--- INPUT RECORDS ---
━━━━━━━━━━━━━━━━━━━━━━━━━━━━━━

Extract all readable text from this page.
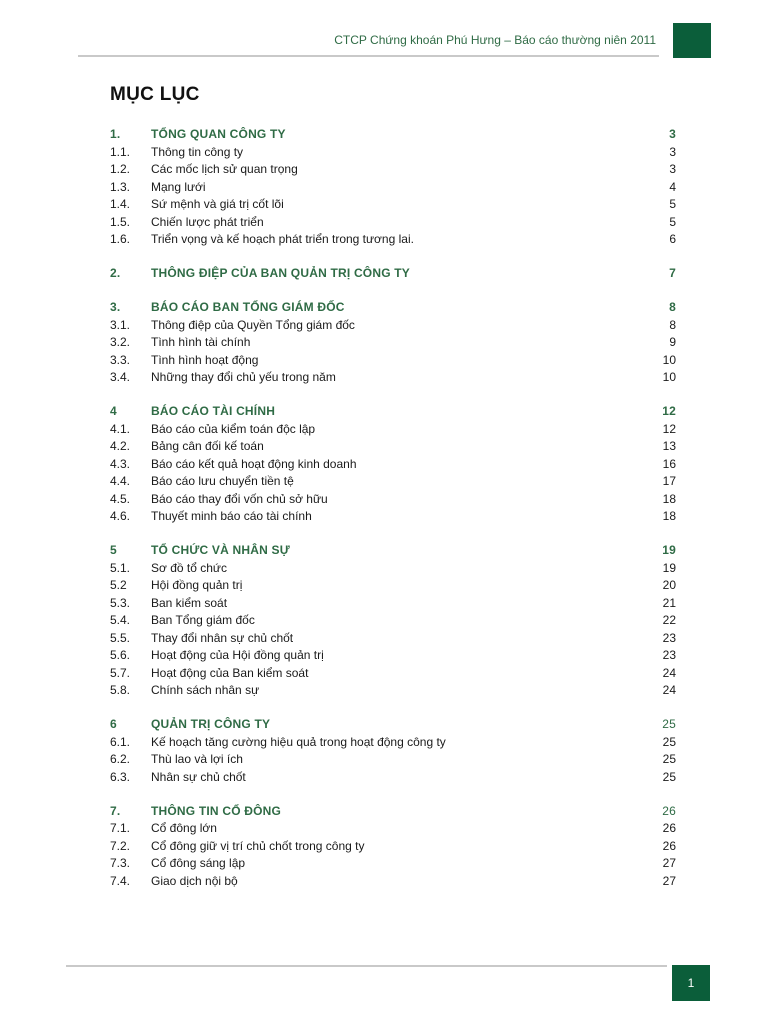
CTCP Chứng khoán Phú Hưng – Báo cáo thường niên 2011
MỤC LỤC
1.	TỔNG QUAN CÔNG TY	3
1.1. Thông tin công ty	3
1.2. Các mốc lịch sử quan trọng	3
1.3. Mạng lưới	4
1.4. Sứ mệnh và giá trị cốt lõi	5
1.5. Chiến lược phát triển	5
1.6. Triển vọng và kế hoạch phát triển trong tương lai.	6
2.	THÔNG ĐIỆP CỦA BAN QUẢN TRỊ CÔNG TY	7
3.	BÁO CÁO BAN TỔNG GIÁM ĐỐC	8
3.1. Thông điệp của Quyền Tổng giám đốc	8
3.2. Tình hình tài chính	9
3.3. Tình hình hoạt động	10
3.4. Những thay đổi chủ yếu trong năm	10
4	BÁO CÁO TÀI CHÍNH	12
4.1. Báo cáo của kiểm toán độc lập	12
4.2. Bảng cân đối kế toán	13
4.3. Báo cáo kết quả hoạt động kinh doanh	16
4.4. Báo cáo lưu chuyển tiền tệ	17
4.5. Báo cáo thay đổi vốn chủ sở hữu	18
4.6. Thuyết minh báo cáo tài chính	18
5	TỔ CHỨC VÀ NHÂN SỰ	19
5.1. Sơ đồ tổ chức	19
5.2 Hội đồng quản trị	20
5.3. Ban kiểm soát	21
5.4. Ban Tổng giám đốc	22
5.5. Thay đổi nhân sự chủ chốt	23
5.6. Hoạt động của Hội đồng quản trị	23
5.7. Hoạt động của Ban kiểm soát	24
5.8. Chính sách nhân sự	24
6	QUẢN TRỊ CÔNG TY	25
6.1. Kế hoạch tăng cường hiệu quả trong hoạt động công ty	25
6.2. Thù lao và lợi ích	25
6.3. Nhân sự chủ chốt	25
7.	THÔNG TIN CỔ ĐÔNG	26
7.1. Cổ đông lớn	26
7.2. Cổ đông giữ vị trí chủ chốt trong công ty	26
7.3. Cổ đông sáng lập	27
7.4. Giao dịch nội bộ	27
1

━━━━━━━━━━━━━━━━━━━━━━━━━━━━━━

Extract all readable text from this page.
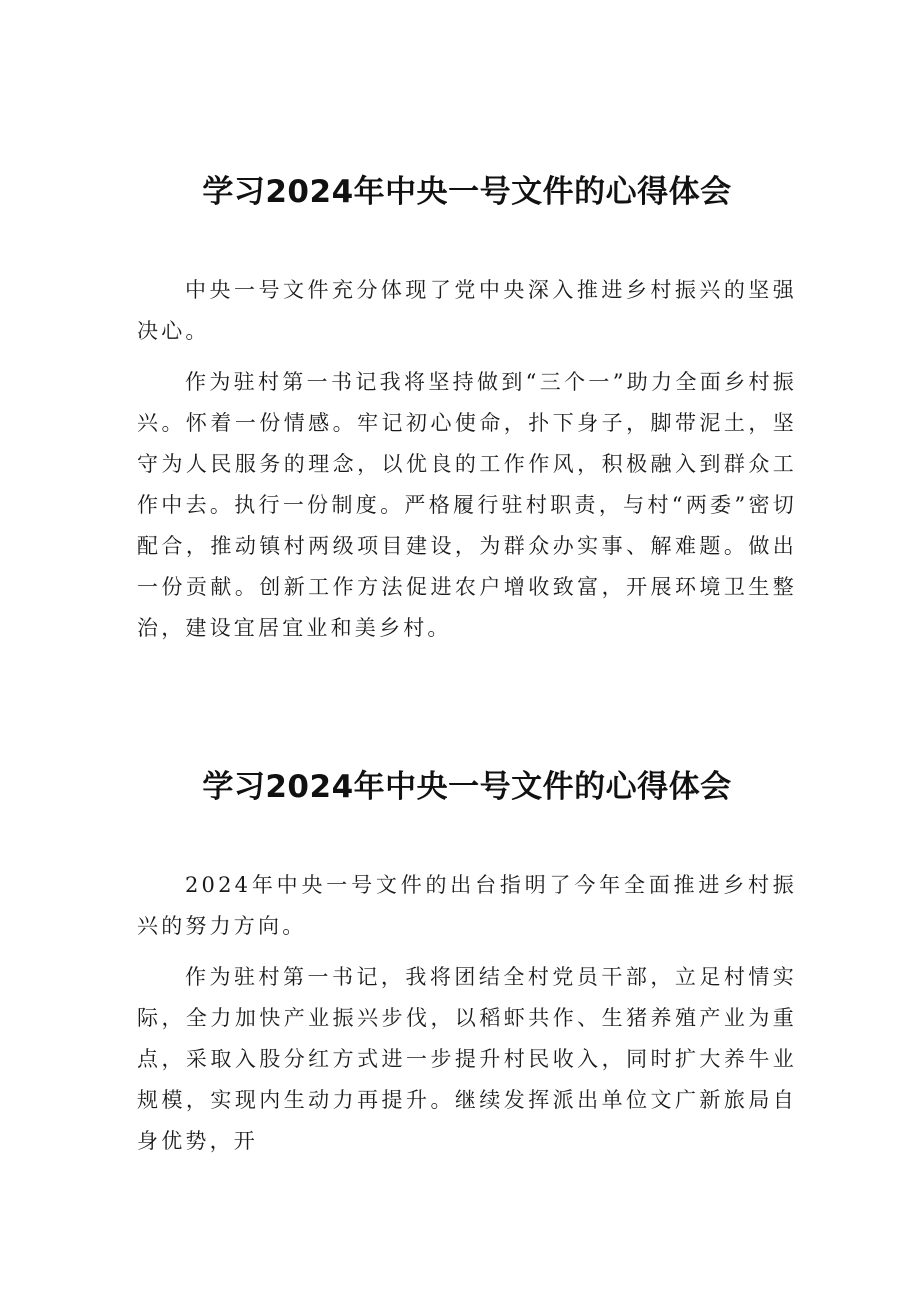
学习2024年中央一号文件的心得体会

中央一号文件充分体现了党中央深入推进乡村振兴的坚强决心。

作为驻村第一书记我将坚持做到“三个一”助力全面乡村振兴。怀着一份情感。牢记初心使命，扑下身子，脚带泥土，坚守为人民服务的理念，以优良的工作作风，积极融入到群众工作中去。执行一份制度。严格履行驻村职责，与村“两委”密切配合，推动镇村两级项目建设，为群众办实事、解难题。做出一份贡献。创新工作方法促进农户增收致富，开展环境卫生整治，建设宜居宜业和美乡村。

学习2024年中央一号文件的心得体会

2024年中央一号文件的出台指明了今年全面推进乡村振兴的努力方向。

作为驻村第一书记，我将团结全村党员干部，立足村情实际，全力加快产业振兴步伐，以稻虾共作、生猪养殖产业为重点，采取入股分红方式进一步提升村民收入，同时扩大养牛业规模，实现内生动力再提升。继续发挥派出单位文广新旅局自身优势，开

━━━━━━━━━━━━━━━━━━━━━━━━━━━━━━

--- EXERCISE BRIEF ---
Pick each line holding the word "triển" out of the data and copy it.

--- EXERCISE OUTPUT ---
1.5. Chiến lược phát triển	5
1.6. Triển vọng và kế hoạch phát triển trong tương lai.	6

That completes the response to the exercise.